What you are asked to do:
Separate out the lines that hold "from".

>> begin Provided data

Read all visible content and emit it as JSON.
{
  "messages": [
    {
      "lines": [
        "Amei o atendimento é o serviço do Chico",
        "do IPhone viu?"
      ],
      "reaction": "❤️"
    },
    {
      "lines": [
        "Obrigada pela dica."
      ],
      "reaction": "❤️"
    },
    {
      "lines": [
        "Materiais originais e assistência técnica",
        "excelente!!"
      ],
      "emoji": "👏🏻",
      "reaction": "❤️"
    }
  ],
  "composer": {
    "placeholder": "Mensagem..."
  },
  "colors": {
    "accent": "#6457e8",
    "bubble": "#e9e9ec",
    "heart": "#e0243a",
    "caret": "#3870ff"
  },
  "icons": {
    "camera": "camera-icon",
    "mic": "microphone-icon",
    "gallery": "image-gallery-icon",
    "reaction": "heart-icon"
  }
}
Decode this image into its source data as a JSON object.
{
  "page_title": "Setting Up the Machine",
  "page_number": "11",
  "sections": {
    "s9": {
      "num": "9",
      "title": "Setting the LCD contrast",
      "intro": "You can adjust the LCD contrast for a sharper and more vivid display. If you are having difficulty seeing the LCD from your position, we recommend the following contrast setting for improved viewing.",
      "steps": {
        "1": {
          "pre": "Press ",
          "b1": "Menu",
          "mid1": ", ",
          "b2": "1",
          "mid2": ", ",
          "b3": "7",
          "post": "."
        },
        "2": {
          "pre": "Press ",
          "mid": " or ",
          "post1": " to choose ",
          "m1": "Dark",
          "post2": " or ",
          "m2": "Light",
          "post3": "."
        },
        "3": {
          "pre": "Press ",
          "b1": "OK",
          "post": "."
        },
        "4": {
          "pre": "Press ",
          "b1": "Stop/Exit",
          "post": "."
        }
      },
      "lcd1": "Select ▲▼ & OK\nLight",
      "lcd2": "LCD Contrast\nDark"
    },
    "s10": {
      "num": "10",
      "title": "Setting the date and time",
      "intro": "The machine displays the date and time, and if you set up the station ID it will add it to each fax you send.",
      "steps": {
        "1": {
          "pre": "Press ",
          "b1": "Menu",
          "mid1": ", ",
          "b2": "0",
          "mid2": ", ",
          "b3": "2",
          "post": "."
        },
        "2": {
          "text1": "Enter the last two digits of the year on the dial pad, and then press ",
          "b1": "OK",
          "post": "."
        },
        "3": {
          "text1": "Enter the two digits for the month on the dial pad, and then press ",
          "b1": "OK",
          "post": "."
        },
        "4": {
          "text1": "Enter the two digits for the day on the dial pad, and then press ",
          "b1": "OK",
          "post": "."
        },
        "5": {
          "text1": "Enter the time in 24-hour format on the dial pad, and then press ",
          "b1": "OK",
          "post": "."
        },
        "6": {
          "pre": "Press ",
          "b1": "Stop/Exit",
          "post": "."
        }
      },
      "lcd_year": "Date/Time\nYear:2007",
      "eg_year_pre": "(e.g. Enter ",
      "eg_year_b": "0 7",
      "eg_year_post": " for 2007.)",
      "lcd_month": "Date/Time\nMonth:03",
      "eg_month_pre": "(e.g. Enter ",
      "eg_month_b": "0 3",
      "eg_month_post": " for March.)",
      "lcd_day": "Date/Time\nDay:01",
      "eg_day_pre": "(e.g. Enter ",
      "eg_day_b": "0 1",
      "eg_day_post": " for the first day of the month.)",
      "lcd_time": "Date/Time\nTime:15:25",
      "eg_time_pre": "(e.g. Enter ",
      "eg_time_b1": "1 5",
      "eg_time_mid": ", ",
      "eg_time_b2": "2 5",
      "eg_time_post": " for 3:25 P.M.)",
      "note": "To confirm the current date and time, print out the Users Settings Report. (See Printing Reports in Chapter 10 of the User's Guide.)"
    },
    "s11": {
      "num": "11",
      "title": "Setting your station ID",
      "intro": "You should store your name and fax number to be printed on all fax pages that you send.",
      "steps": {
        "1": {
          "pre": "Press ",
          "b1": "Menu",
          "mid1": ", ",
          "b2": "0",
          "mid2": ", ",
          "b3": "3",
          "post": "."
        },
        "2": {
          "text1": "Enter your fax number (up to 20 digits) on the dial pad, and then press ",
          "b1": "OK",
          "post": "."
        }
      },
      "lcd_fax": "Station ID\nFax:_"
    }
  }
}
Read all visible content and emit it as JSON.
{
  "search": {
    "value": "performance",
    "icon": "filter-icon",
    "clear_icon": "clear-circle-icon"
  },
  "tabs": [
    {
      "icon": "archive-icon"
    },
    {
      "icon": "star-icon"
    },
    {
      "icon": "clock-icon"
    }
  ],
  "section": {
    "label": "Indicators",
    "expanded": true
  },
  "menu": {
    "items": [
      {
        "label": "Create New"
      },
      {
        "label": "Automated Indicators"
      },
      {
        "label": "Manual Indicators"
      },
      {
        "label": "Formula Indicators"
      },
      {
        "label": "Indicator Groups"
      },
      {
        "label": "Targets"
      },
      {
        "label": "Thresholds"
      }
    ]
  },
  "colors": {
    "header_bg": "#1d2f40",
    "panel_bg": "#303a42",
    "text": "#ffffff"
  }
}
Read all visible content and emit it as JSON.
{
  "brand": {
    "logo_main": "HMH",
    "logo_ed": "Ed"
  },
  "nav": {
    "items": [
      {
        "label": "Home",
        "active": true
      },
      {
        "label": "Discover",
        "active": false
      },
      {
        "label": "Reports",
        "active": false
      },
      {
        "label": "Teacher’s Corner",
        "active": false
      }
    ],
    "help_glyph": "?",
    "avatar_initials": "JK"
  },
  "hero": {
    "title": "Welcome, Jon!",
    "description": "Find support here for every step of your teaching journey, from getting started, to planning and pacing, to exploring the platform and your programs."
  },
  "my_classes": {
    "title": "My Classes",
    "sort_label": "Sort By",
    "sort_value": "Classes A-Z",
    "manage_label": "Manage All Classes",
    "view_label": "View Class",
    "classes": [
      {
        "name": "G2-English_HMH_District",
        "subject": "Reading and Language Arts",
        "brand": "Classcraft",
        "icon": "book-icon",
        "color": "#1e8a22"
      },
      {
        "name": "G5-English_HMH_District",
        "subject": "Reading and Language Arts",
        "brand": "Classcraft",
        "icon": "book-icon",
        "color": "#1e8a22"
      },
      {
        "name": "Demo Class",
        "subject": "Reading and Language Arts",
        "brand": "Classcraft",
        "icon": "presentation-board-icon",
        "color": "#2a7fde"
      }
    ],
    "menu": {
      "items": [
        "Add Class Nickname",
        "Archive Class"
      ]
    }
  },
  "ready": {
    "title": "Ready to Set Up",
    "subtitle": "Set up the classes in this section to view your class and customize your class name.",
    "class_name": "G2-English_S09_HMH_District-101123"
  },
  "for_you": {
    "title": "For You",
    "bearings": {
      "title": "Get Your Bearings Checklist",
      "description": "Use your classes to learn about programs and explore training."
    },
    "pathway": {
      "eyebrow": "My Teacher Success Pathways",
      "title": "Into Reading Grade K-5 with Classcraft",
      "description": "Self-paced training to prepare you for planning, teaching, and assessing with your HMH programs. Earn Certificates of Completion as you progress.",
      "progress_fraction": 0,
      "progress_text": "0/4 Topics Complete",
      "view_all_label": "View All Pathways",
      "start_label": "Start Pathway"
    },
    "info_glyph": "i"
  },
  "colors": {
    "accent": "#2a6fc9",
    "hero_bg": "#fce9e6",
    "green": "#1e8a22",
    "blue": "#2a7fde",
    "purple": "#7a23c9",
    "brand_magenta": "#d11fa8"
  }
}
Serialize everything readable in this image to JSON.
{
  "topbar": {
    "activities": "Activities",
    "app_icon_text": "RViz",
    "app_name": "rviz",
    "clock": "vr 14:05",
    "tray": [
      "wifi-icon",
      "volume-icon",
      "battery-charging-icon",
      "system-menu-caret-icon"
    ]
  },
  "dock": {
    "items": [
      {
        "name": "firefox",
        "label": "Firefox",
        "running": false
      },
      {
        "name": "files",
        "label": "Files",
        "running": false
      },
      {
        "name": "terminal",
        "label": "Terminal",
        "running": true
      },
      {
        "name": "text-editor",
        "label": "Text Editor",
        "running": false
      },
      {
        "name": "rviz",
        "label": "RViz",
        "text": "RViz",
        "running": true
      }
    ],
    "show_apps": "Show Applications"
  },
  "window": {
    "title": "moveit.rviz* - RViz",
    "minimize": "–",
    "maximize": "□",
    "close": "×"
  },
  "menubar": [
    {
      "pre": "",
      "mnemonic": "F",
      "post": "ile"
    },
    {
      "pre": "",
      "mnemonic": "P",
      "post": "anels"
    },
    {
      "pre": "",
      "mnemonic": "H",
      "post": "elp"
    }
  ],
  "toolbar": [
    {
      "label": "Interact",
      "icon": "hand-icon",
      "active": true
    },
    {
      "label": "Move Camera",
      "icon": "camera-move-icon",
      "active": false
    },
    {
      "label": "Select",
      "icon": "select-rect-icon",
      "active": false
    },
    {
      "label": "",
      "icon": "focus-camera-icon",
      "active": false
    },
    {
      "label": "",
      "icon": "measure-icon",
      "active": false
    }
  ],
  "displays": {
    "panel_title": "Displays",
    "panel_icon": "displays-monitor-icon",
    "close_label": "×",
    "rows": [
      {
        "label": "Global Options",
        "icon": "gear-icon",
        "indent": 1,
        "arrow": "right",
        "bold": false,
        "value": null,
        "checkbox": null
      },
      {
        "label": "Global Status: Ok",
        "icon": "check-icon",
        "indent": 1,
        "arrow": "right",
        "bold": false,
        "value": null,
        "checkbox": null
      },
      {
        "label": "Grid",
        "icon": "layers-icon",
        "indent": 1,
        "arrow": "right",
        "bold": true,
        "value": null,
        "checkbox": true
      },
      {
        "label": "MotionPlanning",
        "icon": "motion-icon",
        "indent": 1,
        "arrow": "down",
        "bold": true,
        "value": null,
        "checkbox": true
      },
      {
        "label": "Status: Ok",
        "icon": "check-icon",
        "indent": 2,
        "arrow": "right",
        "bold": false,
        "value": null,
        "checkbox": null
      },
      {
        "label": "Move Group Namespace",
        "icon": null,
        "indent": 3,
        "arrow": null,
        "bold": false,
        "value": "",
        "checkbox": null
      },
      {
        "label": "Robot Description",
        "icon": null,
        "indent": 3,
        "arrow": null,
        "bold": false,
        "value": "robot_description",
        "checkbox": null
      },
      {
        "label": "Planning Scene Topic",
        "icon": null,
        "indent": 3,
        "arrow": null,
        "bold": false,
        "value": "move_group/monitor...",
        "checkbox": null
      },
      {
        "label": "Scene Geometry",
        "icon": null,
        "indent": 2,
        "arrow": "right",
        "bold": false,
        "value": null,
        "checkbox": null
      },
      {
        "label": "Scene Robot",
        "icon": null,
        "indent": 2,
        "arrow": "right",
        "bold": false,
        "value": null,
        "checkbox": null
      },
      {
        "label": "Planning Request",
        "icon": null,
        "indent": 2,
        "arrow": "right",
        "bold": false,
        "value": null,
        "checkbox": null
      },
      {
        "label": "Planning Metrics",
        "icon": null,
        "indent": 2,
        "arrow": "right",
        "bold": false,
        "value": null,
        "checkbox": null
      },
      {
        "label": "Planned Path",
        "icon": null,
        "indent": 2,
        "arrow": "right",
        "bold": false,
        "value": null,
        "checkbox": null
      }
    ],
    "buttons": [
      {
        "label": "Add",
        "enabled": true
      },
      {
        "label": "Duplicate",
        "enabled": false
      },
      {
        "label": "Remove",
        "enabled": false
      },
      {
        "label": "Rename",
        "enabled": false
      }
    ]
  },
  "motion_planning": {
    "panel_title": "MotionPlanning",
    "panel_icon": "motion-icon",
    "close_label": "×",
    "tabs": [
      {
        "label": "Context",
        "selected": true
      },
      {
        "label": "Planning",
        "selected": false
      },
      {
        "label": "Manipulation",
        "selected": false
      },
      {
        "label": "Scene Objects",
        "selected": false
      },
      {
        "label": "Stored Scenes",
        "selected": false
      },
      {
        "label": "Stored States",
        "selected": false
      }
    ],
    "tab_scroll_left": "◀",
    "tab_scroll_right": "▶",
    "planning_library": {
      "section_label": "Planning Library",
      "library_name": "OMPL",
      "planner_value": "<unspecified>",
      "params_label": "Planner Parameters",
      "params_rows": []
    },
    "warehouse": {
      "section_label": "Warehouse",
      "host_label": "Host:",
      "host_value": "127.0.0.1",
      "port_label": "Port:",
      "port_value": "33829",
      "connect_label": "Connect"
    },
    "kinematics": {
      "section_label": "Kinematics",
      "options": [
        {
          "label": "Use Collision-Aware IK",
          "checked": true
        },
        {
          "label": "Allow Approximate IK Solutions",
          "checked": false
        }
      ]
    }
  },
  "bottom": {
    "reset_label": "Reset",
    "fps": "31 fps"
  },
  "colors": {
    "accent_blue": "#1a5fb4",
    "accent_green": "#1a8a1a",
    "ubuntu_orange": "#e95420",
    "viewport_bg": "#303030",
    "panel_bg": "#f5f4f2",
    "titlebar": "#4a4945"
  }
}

>> end Provided data

Exercise result:
      "intro": "You can adjust the LCD contrast for a sharper and more vivid display. If you are having difficulty seeing the LCD from your position, we recommend the following contrast setting for improved viewing.",
    "description": "Find support here for every step of your teaching journey, from getting started, to planning and pacing, to exploring the platform and your programs."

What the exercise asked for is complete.